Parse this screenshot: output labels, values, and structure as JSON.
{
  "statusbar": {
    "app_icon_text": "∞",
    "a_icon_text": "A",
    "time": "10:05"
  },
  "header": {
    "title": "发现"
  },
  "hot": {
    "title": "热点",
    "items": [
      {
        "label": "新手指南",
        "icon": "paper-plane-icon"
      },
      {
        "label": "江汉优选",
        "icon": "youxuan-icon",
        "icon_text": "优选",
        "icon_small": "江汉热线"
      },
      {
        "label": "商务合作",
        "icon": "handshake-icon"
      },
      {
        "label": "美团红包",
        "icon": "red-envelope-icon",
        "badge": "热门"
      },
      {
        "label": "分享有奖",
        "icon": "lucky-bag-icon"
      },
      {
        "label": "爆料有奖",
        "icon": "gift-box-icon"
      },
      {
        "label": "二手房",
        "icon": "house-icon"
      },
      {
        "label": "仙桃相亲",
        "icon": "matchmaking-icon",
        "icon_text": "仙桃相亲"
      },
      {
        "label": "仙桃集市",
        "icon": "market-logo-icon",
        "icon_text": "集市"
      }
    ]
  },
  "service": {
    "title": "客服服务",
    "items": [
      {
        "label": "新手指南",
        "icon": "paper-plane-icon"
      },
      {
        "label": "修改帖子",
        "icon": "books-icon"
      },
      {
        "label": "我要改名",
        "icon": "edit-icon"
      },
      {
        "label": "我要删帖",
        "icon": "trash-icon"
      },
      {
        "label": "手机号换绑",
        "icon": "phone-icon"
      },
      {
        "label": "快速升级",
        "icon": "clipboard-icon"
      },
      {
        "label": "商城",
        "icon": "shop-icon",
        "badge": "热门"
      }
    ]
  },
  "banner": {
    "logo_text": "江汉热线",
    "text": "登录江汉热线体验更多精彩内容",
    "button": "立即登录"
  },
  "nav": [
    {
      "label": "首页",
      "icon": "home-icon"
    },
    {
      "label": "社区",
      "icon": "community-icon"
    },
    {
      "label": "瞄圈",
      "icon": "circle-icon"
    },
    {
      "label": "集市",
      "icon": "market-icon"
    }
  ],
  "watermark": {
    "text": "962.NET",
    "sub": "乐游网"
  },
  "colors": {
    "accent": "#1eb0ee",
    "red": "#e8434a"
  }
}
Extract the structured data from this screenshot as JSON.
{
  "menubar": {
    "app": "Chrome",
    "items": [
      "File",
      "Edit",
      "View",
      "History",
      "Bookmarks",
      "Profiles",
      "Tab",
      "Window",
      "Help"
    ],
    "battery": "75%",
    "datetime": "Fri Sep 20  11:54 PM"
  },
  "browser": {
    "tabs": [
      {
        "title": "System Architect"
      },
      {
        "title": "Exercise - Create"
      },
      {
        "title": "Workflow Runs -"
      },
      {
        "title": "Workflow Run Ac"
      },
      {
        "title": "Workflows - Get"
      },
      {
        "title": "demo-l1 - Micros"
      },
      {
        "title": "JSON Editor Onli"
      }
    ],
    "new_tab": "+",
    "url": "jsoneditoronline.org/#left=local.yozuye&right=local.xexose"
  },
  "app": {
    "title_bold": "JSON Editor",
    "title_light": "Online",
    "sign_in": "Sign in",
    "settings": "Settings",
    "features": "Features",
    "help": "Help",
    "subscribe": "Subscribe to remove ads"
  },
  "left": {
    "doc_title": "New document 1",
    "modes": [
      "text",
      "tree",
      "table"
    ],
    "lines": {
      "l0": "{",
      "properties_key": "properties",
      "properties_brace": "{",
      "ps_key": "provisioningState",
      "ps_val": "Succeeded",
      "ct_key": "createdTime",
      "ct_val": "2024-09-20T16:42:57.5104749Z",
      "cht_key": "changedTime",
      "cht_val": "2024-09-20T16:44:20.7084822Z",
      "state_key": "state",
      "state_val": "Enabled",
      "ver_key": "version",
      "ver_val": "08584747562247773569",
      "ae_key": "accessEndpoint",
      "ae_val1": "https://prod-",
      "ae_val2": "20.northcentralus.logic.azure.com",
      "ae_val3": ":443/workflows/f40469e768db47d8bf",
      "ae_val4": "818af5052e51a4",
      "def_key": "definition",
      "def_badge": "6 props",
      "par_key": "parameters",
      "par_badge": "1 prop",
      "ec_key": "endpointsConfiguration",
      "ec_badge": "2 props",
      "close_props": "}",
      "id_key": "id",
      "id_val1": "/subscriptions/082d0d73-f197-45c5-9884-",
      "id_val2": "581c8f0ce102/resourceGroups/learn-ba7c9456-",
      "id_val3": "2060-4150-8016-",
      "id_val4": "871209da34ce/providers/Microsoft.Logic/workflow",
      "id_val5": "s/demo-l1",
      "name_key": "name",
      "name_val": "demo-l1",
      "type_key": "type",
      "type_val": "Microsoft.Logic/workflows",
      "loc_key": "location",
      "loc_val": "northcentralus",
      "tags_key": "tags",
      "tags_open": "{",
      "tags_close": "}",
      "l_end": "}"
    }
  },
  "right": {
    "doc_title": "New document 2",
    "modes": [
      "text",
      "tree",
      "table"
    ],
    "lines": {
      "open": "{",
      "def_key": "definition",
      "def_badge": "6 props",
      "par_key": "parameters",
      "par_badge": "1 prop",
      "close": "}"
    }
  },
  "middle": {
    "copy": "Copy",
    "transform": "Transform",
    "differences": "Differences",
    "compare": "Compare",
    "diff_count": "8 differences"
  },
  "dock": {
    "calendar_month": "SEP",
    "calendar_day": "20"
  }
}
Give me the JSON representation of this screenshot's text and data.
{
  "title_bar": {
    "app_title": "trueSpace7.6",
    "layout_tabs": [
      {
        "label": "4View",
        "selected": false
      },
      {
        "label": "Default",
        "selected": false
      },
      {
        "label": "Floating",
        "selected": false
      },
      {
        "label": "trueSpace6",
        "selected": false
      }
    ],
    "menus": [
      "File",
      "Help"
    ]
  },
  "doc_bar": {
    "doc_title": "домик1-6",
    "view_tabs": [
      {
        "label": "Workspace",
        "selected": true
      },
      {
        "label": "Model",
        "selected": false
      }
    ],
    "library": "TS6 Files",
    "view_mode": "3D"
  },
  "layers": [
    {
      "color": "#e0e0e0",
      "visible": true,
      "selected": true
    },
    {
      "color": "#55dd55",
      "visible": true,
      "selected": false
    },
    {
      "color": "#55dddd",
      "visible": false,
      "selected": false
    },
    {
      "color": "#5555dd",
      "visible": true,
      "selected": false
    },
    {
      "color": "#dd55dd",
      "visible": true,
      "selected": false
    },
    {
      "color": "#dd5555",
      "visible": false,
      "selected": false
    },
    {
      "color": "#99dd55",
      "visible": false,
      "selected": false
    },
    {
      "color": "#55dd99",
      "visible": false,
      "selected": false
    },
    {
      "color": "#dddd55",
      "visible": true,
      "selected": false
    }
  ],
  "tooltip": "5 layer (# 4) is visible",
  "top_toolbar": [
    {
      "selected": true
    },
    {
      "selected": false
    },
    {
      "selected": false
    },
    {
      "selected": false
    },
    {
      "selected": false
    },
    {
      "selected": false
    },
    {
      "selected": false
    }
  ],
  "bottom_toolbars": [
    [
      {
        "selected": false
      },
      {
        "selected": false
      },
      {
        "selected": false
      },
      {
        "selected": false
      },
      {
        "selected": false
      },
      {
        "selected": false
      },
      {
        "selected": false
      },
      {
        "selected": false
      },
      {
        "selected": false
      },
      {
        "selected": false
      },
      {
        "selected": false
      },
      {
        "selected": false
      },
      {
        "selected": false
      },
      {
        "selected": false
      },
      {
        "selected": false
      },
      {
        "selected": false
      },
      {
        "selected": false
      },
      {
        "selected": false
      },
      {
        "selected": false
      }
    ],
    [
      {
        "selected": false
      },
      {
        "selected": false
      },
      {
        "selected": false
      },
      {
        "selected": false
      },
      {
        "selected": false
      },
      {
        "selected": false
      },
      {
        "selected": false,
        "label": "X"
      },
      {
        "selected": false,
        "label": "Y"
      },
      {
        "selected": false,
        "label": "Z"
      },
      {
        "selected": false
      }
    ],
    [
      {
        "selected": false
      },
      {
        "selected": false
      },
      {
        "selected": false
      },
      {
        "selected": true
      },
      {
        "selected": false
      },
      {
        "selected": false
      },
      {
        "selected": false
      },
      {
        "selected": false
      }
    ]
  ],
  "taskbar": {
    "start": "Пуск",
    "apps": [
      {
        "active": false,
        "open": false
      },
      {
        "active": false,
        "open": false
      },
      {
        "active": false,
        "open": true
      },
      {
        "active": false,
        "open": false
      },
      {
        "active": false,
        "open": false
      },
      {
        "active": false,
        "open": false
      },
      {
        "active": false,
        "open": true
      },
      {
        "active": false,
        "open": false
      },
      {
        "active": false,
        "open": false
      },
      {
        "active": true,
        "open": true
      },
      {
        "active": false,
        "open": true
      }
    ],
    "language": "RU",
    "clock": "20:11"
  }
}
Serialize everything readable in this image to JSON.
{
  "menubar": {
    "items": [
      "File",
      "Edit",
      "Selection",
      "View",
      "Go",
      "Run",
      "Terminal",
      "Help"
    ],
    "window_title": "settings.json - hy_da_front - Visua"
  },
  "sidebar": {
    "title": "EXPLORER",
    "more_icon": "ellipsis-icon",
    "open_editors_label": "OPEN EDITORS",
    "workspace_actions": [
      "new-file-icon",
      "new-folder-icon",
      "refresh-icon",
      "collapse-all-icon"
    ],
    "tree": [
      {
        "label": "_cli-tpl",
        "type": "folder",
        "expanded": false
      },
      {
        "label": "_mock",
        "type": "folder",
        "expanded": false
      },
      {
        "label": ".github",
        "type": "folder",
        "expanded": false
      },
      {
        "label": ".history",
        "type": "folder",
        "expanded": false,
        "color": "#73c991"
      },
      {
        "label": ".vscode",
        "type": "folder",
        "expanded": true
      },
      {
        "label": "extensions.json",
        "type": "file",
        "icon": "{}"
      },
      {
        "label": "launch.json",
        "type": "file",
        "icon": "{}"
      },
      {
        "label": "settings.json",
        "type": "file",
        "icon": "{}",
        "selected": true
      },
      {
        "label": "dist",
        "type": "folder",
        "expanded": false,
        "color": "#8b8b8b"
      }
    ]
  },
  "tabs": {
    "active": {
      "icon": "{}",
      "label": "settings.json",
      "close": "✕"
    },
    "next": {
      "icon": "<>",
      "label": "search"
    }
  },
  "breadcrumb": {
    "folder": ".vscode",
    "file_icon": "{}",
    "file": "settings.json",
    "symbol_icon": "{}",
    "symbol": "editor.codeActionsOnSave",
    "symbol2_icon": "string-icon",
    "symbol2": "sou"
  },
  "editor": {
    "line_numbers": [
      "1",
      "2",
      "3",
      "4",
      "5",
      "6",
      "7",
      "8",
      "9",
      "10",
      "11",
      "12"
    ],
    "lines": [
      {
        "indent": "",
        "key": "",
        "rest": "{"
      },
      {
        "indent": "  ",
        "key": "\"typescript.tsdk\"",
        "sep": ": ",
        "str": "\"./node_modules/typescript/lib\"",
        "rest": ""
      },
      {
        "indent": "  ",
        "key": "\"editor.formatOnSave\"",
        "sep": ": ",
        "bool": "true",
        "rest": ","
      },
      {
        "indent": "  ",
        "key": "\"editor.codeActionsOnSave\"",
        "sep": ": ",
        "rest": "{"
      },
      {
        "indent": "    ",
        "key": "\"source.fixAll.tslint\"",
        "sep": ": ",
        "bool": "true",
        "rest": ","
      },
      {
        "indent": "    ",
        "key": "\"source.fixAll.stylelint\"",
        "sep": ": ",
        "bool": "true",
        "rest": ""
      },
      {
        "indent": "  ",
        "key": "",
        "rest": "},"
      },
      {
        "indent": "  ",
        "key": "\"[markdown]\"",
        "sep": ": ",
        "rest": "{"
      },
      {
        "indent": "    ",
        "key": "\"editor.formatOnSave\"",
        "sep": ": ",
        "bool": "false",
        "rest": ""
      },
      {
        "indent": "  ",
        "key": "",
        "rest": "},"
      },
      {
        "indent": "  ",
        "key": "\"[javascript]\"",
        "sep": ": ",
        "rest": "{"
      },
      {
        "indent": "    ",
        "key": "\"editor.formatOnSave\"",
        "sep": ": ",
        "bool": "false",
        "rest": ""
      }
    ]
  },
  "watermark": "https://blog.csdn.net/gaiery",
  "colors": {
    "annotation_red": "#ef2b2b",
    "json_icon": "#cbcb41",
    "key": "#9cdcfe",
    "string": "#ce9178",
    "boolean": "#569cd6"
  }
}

#### Requirements:
Search the data for "demo" and list every line in which it occurs.

#### Task response:
        "title": "demo-l1 - Micros"
      "id_val5": "s/demo-l1",
      "name_val": "demo-l1",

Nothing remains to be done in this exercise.